* [A run of records]
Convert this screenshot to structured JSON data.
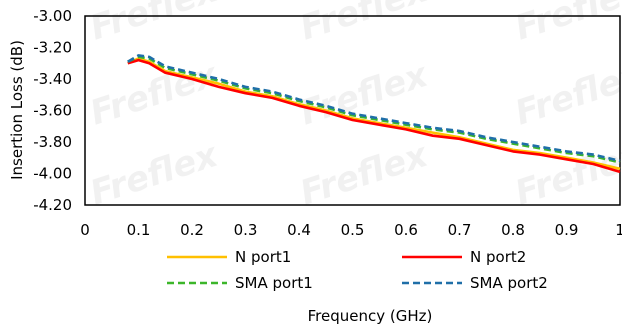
{
  "chart_data": {
    "type": "line",
    "xlabel": "Frequency (GHz)",
    "ylabel": "Insertion Loss (dB)",
    "xlim": [
      0,
      1
    ],
    "ylim": [
      -4.2,
      -3.0
    ],
    "xticks": [
      0,
      0.1,
      0.2,
      0.3,
      0.4,
      0.5,
      0.6,
      0.7,
      0.8,
      0.9,
      1
    ],
    "xtick_labels": [
      "0",
      "0.1",
      "0.2",
      "0.3",
      "0.4",
      "0.5",
      "0.6",
      "0.7",
      "0.8",
      "0.9",
      "1"
    ],
    "yticks": [
      -3.0,
      -3.2,
      -3.4,
      -3.6,
      -3.8,
      -4.0,
      -4.2
    ],
    "ytick_labels": [
      "-3.00",
      "-3.20",
      "-3.40",
      "-3.60",
      "-3.80",
      "-4.00",
      "-4.20"
    ],
    "grid": false,
    "legend_position": "bottom",
    "watermark": "Freflex",
    "x": [
      0.08,
      0.1,
      0.12,
      0.15,
      0.2,
      0.25,
      0.3,
      0.35,
      0.4,
      0.45,
      0.5,
      0.55,
      0.6,
      0.65,
      0.7,
      0.75,
      0.8,
      0.85,
      0.9,
      0.95,
      1.0
    ],
    "series": [
      {
        "name": "N port1",
        "color": "#ffc000",
        "dash": "solid",
        "values": [
          -3.3,
          -3.27,
          -3.29,
          -3.35,
          -3.39,
          -3.43,
          -3.48,
          -3.51,
          -3.56,
          -3.6,
          -3.65,
          -3.68,
          -3.71,
          -3.74,
          -3.77,
          -3.81,
          -3.85,
          -3.87,
          -3.9,
          -3.93,
          -3.97
        ]
      },
      {
        "name": "N port2",
        "color": "#ff0000",
        "dash": "solid",
        "values": [
          -3.3,
          -3.28,
          -3.3,
          -3.36,
          -3.4,
          -3.45,
          -3.49,
          -3.52,
          -3.57,
          -3.61,
          -3.66,
          -3.69,
          -3.72,
          -3.76,
          -3.78,
          -3.82,
          -3.86,
          -3.88,
          -3.91,
          -3.94,
          -3.99
        ]
      },
      {
        "name": "SMA port1",
        "color": "#3cb62a",
        "dash": "dash",
        "values": [
          -3.29,
          -3.26,
          -3.27,
          -3.33,
          -3.37,
          -3.41,
          -3.46,
          -3.49,
          -3.54,
          -3.58,
          -3.63,
          -3.66,
          -3.69,
          -3.72,
          -3.74,
          -3.78,
          -3.81,
          -3.84,
          -3.87,
          -3.89,
          -3.93
        ]
      },
      {
        "name": "SMA port2",
        "color": "#1f6fa8",
        "dash": "dash",
        "values": [
          -3.29,
          -3.25,
          -3.26,
          -3.32,
          -3.36,
          -3.4,
          -3.45,
          -3.48,
          -3.53,
          -3.57,
          -3.62,
          -3.65,
          -3.68,
          -3.71,
          -3.73,
          -3.77,
          -3.8,
          -3.83,
          -3.86,
          -3.88,
          -3.92
        ]
      }
    ]
  }
}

* [Written task] Lines holding the word "color" in the entries above are the ones to pull out. Copy them all.

* [The solution]
        "color": "#ffc000",
        "color": "#ff0000",
        "color": "#3cb62a",
        "color": "#1f6fa8",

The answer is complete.